Direction: Pictures do not belong in the copy. Return all of the entries exactly.

Given information:

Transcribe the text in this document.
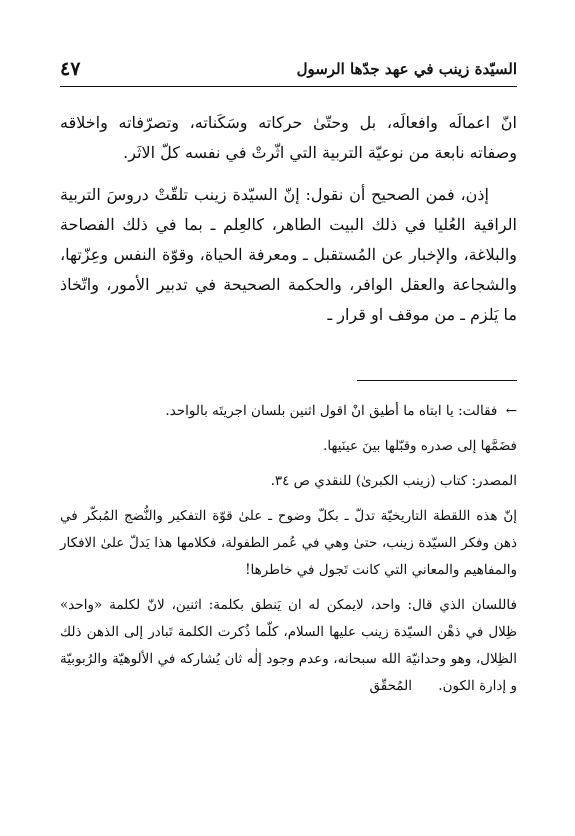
السيّدة زينب في عهد جدّها الرسول
٤٧

انّ اعمالَه وافعالَه، بل وحتّىٰ حركاته وسَكَناته، وتصرّفاته واخلاقه وصفاته نابعة من نوعيّة التربية التي اثّرتْ في نفسه كلّ الاثَر.

إذن، فمن الصحيح أن نقول: إنّ السيّدة زينب تلقّتْ دروسَ التربية الراقية العُليا في ذلك البيت الطاهر، كالعِلم ـ بما في ذلك الفصاحة والبلاغة، والإخبار عن المُستقبل ـ ومعرفة الحياة، وقوّة النفس وعِزّتها، والشجاعة والعقل الوافر، والحكمة الصحيحة في تدبير الأمور، واتّخاذ ما يَلزم ـ من موقف او قرار ـ

← فقالت: يا ابتاه ما أطيق انْ اقول اثنين بلسان اجريتَه بالواحد.

فضَمَّها إلى صدره وقبّلها بينَ عينَيها.

المصدر: كتاب (زينب الكبرىٰ) للنقدي ص ٣٤.

إنّ هذه اللقطة التاريخيّة تدلّ ـ بكلّ وضوح ـ علىٰ قوّة التفكير والنُّضج المُبكّر في ذهن وفكر السيّدة زينب، حتىٰ وهي في عُمر الطفولة، فكلامها هذا يَدلّ علىٰ الافكار والمفاهيم والمعاني التي كانت تَجول في خاطرها!

فاللسان الذي قال: واحد، لايمكن له ان يَنطق بكلمة: اثنين، لانّ لكلمة «واحد» ظِلال في ذهْن السيّدة زينب عليها السلام، كلّما ذُكرت الكلمة تَبادر إلى الذهن ذلك الظِلال، وهو وحدانيّة الله سبحانه، وعدم وجود إلٰه ثان يُشاركه في الألوهيّة والرُبوبيّة و إدارة الكون. المُحقّق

Full response:
Transcribe the text in this document.
السيّدة زينب في عهد جدّها الرسول
٤٧

انّ اعمالَه وافعالَه، بل وحتّىٰ حركاته وسَكَناته، وتصرّفاته واخلاقه وصفاته نابعة من نوعيّة التربية التي اثّرتْ في نفسه كلّ الاثَر.

إذن، فمن الصحيح أن نقول: إنّ السيّدة زينب تلقّتْ دروسَ التربية الراقية العُليا في ذلك البيت الطاهر، كالعِلم ـ بما في ذلك الفصاحة والبلاغة، والإخبار عن المُستقبل ـ ومعرفة الحياة، وقوّة النفس وعِزّتها، والشجاعة والعقل الوافر، والحكمة الصحيحة في تدبير الأمور، واتّخاذ ما يَلزم ـ من موقف او قرار ـ

← فقالت: يا ابتاه ما أطيق انْ اقول اثنين بلسان اجريتَه بالواحد.

فضَمَّها إلى صدره وقبّلها بينَ عينَيها.

المصدر: كتاب (زينب الكبرىٰ) للنقدي ص ٣٤.

إنّ هذه اللقطة التاريخيّة تدلّ ـ بكلّ وضوح ـ علىٰ قوّة التفكير والنُّضج المُبكّر في ذهن وفكر السيّدة زينب، حتىٰ وهي في عُمر الطفولة، فكلامها هذا يَدلّ علىٰ الافكار والمفاهيم والمعاني التي كانت تَجول في خاطرها!

فاللسان الذي قال: واحد، لايمكن له ان يَنطق بكلمة: اثنين، لانّ لكلمة «واحد» ظِلال في ذهْن السيّدة زينب عليها السلام، كلّما ذُكرت الكلمة تَبادر إلى الذهن ذلك الظِلال، وهو وحدانيّة الله سبحانه، وعدم وجود إلٰه ثان يُشاركه في الألوهيّة والرُبوبيّة و إدارة الكون. المُحقّق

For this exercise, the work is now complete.